Pick out each line below containing "Output".
━━ Material ━━
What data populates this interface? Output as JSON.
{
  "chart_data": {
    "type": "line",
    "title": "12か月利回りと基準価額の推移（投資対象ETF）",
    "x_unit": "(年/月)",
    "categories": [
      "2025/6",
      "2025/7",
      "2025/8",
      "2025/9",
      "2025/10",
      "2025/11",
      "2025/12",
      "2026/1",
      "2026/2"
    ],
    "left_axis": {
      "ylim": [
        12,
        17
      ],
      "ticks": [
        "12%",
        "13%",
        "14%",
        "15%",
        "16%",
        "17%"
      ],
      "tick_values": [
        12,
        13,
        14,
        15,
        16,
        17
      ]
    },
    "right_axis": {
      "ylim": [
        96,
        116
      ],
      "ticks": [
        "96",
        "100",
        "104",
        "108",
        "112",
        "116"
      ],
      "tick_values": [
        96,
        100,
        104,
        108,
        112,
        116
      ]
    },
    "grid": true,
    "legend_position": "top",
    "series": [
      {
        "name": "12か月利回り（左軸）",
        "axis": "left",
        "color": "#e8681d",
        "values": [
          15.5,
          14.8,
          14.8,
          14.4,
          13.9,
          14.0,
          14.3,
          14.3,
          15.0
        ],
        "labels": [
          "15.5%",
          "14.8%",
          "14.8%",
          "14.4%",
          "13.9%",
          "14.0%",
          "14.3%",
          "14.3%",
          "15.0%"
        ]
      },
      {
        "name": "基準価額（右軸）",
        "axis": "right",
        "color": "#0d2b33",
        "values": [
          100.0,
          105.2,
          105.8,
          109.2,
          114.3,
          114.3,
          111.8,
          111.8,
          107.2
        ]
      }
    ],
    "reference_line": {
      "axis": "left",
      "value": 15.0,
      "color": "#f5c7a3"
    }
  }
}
━━━
━━ Material ━━
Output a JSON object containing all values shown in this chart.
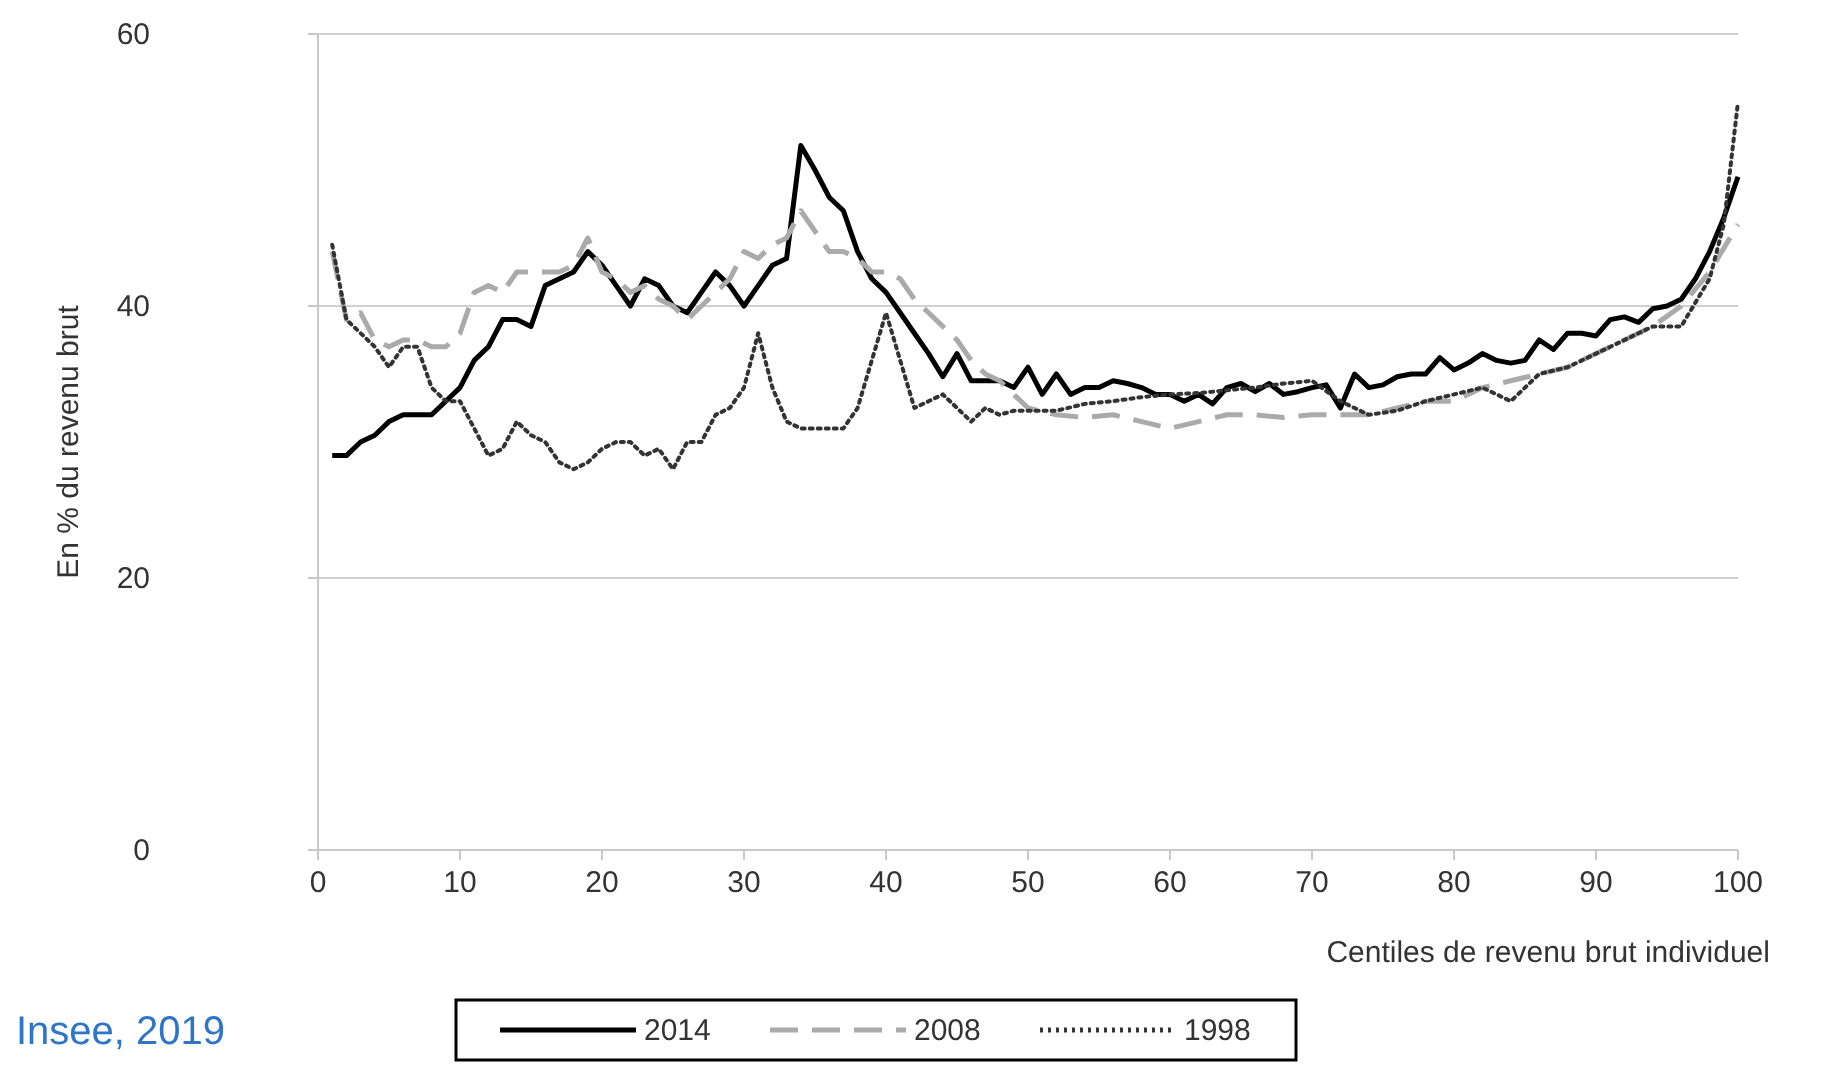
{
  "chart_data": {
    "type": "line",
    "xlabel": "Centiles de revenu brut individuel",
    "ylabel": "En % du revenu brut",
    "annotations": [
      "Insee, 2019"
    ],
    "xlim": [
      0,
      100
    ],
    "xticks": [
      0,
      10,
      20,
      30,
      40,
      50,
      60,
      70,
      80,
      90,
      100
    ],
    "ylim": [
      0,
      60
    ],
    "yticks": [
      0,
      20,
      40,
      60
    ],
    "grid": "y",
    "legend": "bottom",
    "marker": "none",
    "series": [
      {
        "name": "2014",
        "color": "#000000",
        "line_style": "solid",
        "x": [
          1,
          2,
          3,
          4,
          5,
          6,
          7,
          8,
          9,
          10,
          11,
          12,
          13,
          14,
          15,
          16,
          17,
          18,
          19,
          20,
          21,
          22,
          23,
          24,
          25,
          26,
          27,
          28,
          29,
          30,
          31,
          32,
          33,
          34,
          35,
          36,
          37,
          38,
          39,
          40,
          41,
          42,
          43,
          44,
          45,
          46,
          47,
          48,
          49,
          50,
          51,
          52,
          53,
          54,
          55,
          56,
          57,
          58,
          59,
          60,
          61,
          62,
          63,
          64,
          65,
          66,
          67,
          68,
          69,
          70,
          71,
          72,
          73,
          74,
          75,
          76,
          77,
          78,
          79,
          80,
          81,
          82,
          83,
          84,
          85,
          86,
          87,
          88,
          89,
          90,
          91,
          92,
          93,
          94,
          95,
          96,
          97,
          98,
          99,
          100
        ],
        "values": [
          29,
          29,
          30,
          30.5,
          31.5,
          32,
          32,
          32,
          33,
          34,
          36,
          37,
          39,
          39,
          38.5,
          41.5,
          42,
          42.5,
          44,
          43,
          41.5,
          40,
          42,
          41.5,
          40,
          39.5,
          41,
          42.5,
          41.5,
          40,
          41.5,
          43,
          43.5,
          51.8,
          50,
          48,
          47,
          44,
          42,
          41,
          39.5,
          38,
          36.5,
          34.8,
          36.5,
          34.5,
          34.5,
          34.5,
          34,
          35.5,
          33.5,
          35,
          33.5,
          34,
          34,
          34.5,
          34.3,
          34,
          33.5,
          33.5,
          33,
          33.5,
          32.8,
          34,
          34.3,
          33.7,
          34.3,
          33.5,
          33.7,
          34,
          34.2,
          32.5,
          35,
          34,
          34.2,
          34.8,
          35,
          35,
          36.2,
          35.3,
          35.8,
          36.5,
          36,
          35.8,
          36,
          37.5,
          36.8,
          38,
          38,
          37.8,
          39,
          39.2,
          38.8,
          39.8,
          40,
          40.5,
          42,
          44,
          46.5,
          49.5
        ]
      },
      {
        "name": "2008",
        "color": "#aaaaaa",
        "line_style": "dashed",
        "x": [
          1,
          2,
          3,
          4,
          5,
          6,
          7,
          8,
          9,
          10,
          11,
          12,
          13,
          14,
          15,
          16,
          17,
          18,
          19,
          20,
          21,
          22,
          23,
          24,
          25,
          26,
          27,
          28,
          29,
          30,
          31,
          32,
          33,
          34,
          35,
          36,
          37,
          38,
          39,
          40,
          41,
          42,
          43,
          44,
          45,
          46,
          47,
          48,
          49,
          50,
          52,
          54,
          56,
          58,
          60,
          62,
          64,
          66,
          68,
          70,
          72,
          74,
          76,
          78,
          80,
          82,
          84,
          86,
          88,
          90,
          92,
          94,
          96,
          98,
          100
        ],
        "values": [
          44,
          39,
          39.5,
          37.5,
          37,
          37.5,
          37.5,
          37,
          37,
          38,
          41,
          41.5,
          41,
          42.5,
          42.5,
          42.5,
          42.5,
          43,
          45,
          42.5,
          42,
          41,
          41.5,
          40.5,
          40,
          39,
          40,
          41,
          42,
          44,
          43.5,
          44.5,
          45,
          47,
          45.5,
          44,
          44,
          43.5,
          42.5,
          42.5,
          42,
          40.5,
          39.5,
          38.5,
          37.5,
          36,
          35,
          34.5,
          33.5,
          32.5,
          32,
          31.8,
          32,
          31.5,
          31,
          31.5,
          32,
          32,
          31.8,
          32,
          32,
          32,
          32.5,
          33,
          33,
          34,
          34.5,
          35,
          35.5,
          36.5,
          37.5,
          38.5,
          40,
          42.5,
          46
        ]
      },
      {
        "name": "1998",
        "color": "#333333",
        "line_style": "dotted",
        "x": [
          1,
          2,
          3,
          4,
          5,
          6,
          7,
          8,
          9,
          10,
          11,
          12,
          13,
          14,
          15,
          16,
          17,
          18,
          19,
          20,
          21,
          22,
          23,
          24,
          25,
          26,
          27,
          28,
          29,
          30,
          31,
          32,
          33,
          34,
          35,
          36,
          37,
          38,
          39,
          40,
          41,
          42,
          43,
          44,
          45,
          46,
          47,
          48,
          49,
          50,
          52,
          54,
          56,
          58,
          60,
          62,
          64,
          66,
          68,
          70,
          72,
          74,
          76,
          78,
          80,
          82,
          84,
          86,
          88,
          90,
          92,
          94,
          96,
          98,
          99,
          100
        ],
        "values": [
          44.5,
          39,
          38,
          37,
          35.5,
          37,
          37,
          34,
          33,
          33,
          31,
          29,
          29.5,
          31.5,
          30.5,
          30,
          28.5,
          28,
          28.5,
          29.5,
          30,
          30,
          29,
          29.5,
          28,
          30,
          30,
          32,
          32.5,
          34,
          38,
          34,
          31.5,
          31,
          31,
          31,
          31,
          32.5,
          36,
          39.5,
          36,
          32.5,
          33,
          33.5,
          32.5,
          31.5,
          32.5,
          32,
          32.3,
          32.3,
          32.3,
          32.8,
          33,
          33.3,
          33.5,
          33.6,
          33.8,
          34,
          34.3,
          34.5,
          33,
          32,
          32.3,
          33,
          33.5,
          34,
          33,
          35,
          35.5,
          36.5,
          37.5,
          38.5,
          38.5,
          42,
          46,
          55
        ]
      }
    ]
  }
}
━━━
Written reply:
What data populates this interface? Output as JSON.
Output a JSON object containing all values shown in this chart.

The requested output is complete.